__DIRECTIONS FOR THIS TASK__.
Read the records below and copy each line that contains "size".

__EXCERPTED RECORDS__.
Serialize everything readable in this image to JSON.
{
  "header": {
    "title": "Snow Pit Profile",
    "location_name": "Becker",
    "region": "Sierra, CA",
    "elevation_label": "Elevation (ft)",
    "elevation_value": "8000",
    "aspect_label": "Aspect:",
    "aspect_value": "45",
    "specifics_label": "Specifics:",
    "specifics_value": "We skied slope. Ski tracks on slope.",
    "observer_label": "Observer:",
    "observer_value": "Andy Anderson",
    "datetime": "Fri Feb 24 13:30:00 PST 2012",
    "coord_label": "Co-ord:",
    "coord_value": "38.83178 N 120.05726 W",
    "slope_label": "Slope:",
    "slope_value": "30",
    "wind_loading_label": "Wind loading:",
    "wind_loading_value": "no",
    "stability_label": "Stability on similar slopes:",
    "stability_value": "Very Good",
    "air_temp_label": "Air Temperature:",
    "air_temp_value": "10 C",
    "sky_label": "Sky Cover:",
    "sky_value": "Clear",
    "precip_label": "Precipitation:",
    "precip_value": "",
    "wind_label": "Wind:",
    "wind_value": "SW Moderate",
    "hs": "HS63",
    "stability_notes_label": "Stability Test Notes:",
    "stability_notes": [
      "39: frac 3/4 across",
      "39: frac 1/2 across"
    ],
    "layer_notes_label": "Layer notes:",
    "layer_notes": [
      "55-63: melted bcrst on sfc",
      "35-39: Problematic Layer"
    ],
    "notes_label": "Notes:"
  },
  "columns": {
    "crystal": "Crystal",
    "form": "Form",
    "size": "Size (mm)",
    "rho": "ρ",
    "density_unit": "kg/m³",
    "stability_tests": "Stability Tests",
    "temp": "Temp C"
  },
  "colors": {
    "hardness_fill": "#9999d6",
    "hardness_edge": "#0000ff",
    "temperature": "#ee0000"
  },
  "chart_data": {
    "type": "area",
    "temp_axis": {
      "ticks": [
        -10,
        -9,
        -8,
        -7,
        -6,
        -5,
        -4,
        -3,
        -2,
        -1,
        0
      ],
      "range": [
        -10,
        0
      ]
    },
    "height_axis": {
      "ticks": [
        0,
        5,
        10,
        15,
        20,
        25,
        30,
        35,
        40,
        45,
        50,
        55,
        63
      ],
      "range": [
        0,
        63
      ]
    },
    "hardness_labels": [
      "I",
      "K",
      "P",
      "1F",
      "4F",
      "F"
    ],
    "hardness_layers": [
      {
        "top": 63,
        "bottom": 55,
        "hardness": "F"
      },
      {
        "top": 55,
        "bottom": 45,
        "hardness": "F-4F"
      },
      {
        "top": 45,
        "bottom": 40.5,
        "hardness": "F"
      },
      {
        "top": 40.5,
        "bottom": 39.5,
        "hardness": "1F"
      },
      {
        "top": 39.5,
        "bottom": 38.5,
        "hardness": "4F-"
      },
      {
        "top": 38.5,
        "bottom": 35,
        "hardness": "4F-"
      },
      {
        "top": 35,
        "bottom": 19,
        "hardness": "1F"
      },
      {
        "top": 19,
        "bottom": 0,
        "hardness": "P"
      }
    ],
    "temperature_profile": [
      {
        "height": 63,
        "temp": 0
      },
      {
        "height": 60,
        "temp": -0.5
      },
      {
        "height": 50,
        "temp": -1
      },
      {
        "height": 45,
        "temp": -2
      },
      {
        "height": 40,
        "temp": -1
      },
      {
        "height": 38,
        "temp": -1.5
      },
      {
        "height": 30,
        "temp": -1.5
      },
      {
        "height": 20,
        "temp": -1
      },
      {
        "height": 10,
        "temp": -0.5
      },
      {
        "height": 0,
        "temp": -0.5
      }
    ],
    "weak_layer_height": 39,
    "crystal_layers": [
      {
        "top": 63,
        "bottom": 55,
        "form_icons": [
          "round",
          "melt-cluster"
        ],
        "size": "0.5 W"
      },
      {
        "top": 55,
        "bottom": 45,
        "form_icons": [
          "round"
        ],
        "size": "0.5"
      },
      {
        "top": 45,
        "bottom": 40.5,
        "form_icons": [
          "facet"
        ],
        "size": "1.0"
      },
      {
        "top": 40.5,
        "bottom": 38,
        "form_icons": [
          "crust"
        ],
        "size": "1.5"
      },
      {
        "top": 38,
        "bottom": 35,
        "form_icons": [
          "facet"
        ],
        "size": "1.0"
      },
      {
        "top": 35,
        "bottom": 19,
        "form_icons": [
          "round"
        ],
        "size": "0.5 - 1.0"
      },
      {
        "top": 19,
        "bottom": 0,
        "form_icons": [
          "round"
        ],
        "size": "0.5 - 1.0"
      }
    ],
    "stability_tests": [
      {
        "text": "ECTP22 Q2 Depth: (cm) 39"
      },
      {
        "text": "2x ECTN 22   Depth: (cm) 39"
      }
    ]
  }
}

__RESULT__.
    "size": "Size (mm)",
        "size": "0.5 W"
        "size": "0.5"
        "size": "1.0"
        "size": "1.5"
        "size": "1.0"
        "size": "0.5 - 1.0"
        "size": "0.5 - 1.0"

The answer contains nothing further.